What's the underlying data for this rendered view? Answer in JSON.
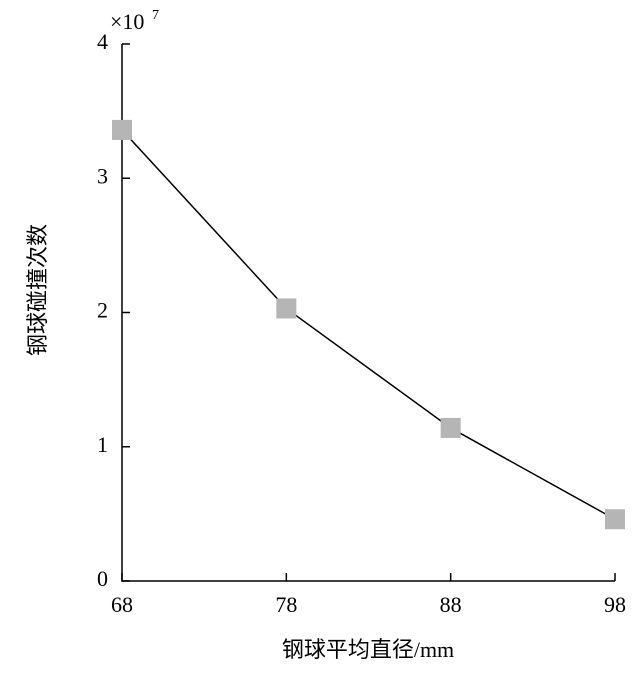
{
  "chart_data": {
    "type": "line",
    "x_label": "钢球平均直径/mm",
    "y_label": "钢球碰撞次数",
    "y_multiplier_base": "×10",
    "y_multiplier_exponent": "7",
    "x": [
      68,
      78,
      88,
      98
    ],
    "series": [
      {
        "color": "#b5b5b5",
        "line_color": "#000000",
        "values": [
          3.36,
          2.03,
          1.14,
          0.46
        ]
      }
    ],
    "xlim": [
      68,
      98
    ],
    "xticks": [
      68,
      78,
      88,
      98
    ],
    "ylim": [
      0,
      4
    ],
    "yticks": [
      0,
      1,
      2,
      3,
      4
    ]
  }
}
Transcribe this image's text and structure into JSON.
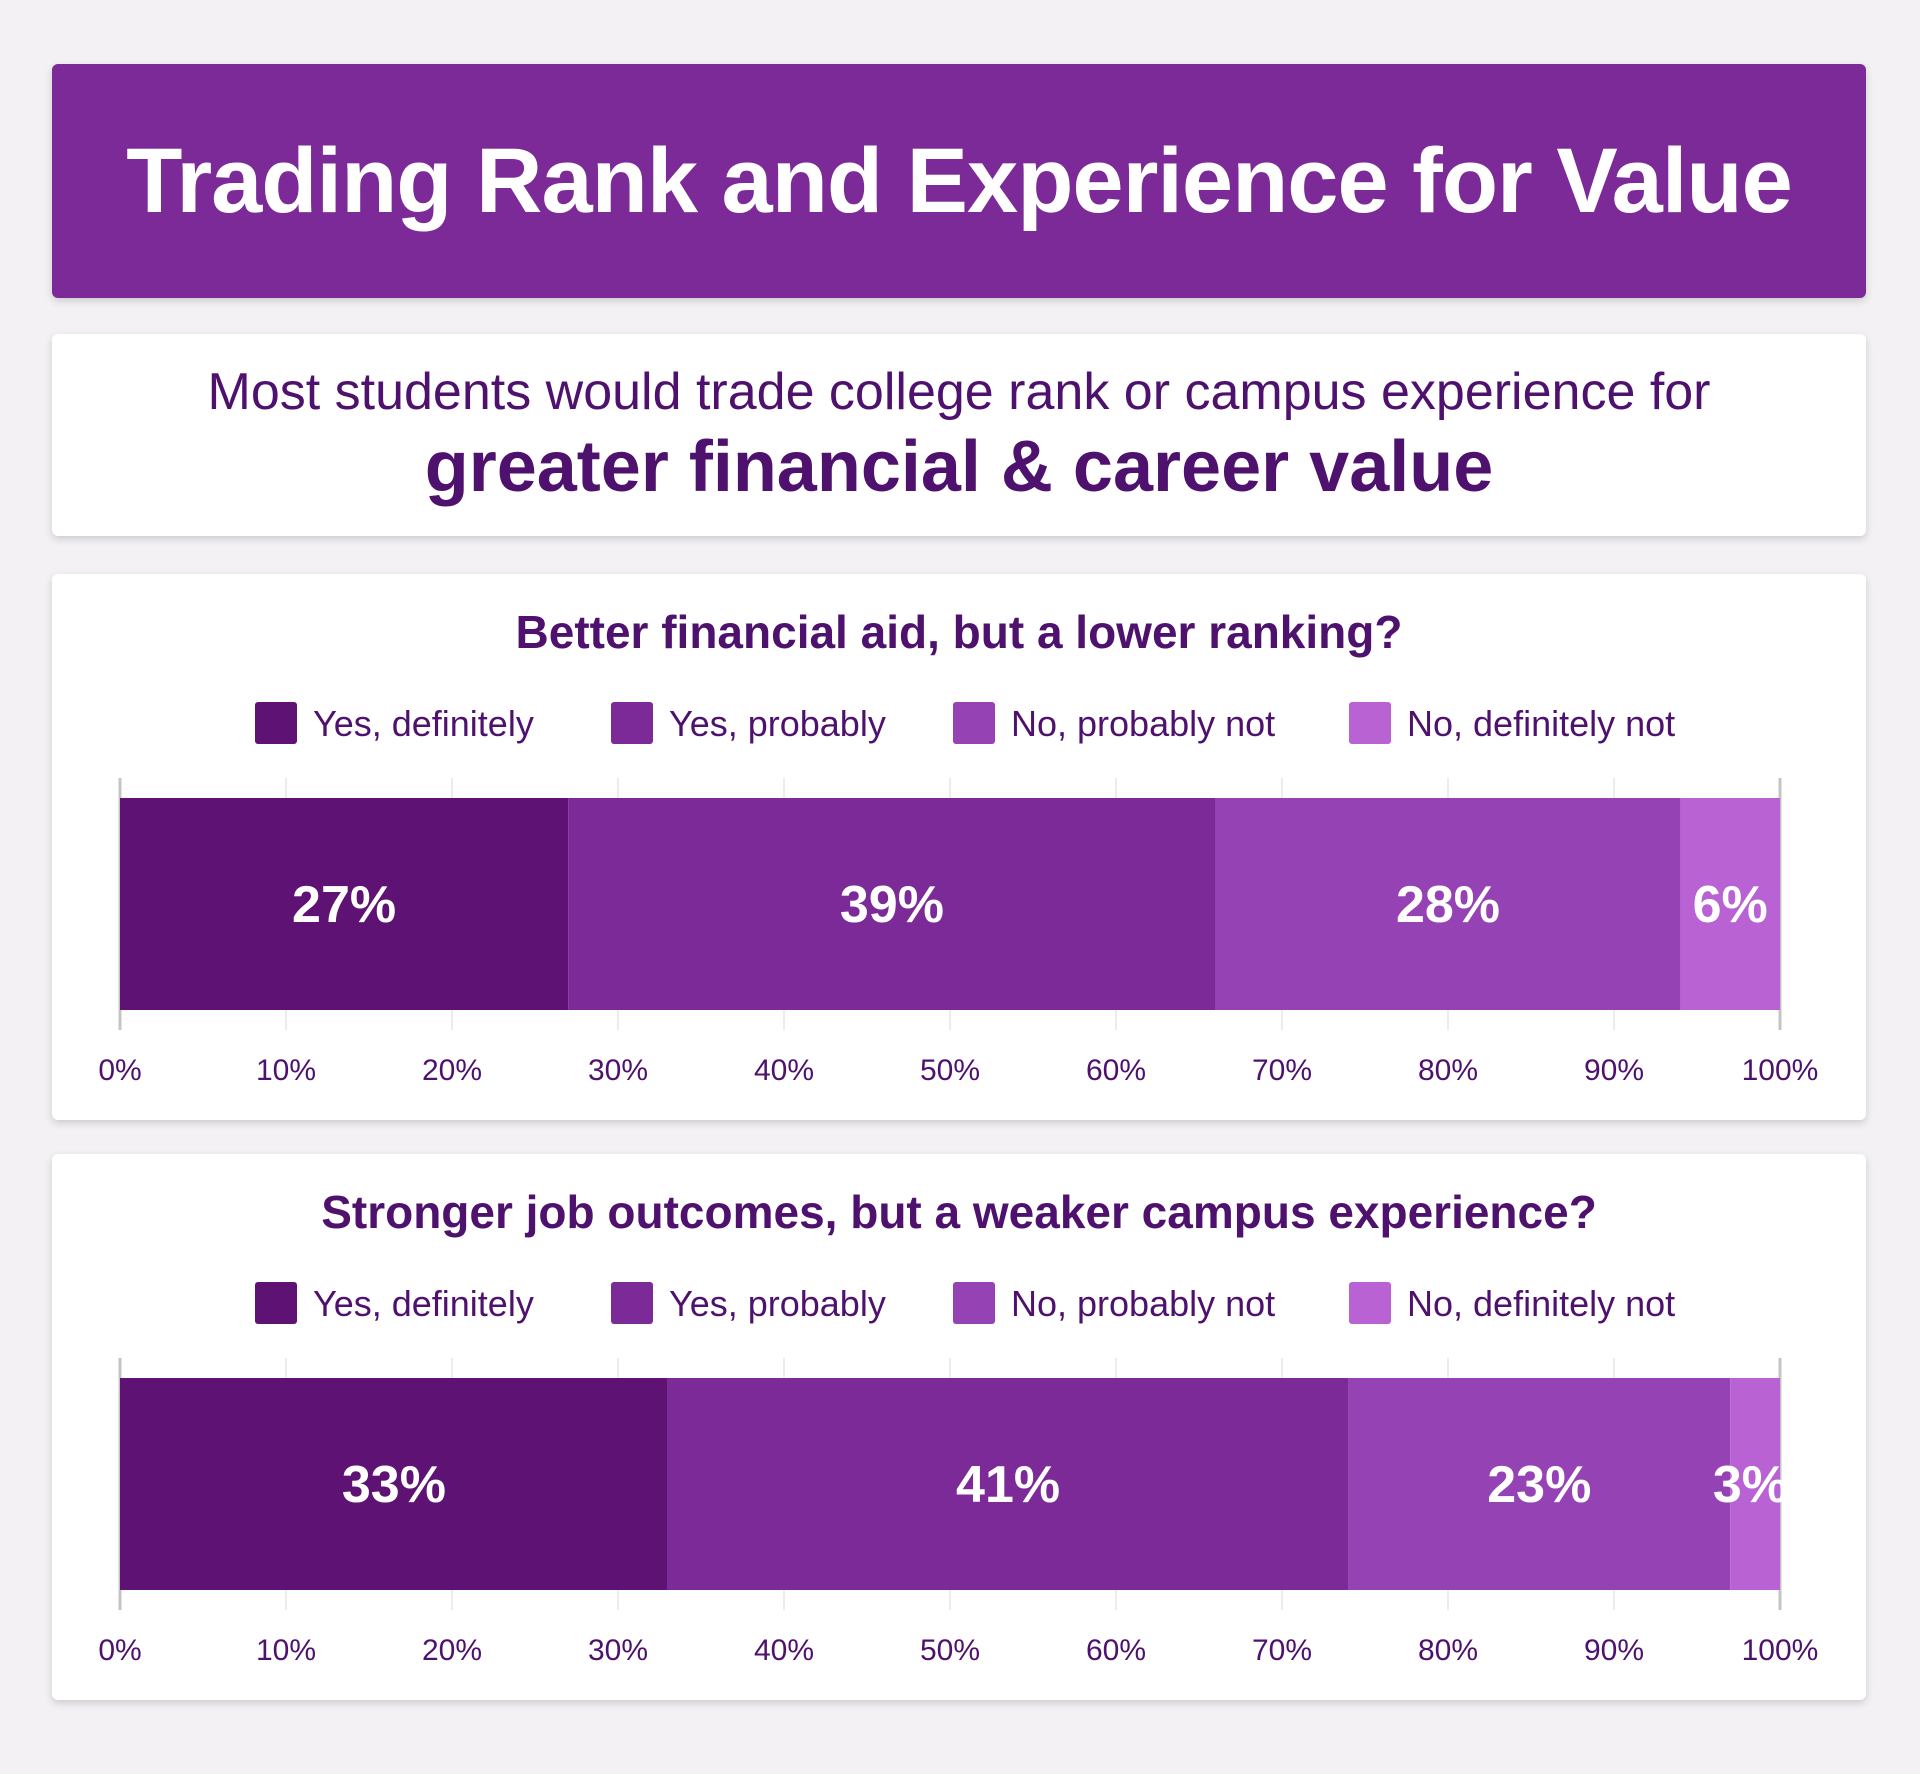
{
  "header": {
    "title": "Trading Rank and Experience for Value",
    "subtitle_line1": "Most students would trade college rank or campus experience for",
    "subtitle_line2": "greater financial & career value"
  },
  "colors": {
    "banner": "#7b2a97",
    "text": "#4f116e",
    "segments": [
      "#5e1274",
      "#7b2a97",
      "#9542b4",
      "#b862d4"
    ]
  },
  "chart_data": [
    {
      "type": "bar",
      "orientation": "horizontal-stacked",
      "title": "Better financial aid, but a lower ranking?",
      "legend": [
        "Yes, definitely",
        "Yes, probably",
        "No, probably not",
        "No, definitely not"
      ],
      "legend_position": "top",
      "values": [
        27,
        39,
        28,
        6
      ],
      "labels": [
        "27%",
        "39%",
        "28%",
        "6%"
      ],
      "xlim": [
        0,
        100
      ],
      "ticks": [
        "0%",
        "10%",
        "20%",
        "30%",
        "40%",
        "50%",
        "60%",
        "70%",
        "80%",
        "90%",
        "100%"
      ]
    },
    {
      "type": "bar",
      "orientation": "horizontal-stacked",
      "title": "Stronger job outcomes, but a weaker campus experience?",
      "legend": [
        "Yes, definitely",
        "Yes, probably",
        "No, probably not",
        "No, definitely not"
      ],
      "legend_position": "top",
      "values": [
        33,
        41,
        23,
        3
      ],
      "labels": [
        "33%",
        "41%",
        "23%",
        "3%"
      ],
      "xlim": [
        0,
        100
      ],
      "ticks": [
        "0%",
        "10%",
        "20%",
        "30%",
        "40%",
        "50%",
        "60%",
        "70%",
        "80%",
        "90%",
        "100%"
      ]
    }
  ]
}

SHORT EXERCISE:
In how many lines does the word "text" appear? Respond with the number alone.

TASK RESPONSE:
2